[Dataset entries]
_ _ _ _
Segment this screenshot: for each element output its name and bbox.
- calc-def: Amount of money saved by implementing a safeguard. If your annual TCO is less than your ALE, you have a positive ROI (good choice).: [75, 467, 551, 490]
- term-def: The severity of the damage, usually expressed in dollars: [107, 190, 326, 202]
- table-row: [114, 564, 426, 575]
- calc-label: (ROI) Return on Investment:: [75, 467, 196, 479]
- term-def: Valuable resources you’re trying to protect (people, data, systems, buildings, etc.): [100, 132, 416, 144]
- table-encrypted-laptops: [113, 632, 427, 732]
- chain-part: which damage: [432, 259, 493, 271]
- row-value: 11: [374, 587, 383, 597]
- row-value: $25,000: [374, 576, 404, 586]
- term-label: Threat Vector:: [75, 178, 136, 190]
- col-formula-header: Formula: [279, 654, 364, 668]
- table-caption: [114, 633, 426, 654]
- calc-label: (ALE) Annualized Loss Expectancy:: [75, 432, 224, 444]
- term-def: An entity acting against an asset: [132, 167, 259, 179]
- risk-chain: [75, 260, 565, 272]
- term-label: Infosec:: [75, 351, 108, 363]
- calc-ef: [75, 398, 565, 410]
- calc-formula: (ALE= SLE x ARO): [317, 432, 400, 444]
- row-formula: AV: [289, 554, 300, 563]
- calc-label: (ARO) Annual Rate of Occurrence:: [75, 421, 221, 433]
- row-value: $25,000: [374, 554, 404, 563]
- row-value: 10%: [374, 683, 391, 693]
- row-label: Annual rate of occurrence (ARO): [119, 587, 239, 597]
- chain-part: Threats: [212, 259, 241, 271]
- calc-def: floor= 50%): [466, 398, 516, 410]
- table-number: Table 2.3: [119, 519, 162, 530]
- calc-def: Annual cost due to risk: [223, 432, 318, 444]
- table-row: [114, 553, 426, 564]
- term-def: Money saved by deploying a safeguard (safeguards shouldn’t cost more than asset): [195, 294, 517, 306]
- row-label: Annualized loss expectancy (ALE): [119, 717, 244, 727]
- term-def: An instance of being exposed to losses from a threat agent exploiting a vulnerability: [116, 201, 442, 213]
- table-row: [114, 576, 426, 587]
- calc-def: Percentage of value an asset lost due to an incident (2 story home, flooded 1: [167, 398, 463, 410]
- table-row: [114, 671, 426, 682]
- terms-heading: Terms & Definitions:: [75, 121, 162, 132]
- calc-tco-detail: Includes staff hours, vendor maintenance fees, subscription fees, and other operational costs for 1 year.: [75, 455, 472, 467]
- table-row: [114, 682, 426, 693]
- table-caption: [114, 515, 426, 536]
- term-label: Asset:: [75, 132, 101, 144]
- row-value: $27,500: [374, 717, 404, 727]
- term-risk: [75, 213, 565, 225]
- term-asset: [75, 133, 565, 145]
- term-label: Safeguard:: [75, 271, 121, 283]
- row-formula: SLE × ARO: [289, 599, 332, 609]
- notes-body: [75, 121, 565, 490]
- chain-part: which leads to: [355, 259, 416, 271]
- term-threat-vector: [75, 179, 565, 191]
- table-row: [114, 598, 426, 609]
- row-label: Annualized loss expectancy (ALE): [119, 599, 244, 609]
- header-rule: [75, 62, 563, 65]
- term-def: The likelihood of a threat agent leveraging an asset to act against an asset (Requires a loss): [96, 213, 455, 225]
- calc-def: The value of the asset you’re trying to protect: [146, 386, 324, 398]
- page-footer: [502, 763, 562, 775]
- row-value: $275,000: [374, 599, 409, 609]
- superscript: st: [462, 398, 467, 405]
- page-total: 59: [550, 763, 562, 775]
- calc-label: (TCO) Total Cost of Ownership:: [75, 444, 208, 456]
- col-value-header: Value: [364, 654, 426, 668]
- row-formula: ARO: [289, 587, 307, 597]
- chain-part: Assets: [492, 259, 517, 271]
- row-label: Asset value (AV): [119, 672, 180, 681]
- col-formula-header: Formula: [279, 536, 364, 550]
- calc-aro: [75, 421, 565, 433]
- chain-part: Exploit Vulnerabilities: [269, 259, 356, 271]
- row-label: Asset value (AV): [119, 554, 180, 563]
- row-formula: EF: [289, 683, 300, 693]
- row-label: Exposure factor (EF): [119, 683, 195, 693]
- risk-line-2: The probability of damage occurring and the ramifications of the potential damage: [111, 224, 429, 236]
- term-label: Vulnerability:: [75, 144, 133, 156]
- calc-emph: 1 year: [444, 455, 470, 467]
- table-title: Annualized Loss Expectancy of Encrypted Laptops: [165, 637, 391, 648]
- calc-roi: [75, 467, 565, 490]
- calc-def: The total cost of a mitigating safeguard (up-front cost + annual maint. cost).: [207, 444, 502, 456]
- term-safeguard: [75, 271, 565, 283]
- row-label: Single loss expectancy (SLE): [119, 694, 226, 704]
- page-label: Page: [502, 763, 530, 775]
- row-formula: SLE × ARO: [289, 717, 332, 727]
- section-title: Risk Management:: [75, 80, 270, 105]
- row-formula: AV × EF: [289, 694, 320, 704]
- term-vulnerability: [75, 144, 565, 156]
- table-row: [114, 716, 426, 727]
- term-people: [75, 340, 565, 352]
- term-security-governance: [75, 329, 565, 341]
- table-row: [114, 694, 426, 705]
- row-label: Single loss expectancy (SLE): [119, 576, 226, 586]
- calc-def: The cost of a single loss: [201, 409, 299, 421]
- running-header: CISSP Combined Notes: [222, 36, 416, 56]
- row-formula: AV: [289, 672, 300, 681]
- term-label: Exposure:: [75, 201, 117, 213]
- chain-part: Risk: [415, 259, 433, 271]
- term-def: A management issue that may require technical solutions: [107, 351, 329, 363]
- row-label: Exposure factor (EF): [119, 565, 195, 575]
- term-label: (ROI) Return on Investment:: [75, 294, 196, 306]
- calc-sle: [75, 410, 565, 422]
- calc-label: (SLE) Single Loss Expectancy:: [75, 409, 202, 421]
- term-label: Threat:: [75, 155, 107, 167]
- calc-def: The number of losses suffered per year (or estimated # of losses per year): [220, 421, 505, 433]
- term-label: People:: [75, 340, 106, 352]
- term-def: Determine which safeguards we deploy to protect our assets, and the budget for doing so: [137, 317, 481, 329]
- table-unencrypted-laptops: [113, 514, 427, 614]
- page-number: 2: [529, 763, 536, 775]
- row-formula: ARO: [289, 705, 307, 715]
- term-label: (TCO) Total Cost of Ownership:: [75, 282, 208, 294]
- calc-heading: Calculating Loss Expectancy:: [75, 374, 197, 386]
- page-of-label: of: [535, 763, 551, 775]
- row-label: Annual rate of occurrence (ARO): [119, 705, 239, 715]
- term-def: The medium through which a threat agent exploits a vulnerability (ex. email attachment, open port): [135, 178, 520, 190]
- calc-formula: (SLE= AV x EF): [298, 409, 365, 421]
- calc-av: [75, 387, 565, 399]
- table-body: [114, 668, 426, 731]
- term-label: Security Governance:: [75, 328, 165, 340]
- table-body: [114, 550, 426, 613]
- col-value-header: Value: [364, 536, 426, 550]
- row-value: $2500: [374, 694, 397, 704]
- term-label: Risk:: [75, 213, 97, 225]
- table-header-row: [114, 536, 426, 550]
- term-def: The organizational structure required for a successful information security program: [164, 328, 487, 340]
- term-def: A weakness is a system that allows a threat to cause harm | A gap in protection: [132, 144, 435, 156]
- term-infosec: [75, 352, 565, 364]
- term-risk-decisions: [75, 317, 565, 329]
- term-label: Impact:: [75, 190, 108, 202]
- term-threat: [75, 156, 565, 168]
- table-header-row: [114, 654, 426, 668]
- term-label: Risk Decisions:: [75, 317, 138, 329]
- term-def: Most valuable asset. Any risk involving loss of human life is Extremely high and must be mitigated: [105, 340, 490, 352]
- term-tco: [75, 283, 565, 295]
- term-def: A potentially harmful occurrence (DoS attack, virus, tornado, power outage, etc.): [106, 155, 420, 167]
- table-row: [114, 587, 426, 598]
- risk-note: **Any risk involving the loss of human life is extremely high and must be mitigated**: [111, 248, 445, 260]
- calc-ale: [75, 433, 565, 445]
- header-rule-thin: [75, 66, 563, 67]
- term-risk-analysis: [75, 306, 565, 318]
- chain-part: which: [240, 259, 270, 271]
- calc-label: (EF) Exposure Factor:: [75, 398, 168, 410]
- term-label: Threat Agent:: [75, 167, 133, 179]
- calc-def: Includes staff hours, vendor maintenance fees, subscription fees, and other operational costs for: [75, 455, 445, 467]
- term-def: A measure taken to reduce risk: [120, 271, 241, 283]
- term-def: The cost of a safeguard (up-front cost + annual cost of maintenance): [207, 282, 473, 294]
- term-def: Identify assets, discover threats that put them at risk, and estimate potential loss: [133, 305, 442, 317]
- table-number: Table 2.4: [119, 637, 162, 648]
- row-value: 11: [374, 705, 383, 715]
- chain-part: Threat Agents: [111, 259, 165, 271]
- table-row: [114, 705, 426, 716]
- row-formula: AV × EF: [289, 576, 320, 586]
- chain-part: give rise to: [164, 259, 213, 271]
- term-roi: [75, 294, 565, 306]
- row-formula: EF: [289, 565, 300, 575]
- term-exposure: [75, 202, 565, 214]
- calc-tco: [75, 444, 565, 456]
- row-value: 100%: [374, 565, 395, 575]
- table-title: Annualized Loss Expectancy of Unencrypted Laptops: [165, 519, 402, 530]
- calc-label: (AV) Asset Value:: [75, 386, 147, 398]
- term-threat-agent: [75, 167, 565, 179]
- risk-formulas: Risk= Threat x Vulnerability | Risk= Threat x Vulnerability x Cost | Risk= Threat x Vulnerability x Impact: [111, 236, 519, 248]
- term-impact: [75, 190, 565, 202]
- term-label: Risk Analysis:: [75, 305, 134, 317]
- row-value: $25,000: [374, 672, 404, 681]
_ _ _ _
## TASK TO CARRY OUT
List each line of the records that holds the string "vendor".

## TASK SOLUTION
- calc-tco-detail: Includes staff hours, vendor maintenance fees, subscription fees, and other operational costs for 1 year.: [75, 455, 472, 467]
- calc-def: Includes staff hours, vendor maintenance fees, subscription fees, and other operational costs for: [75, 455, 445, 467]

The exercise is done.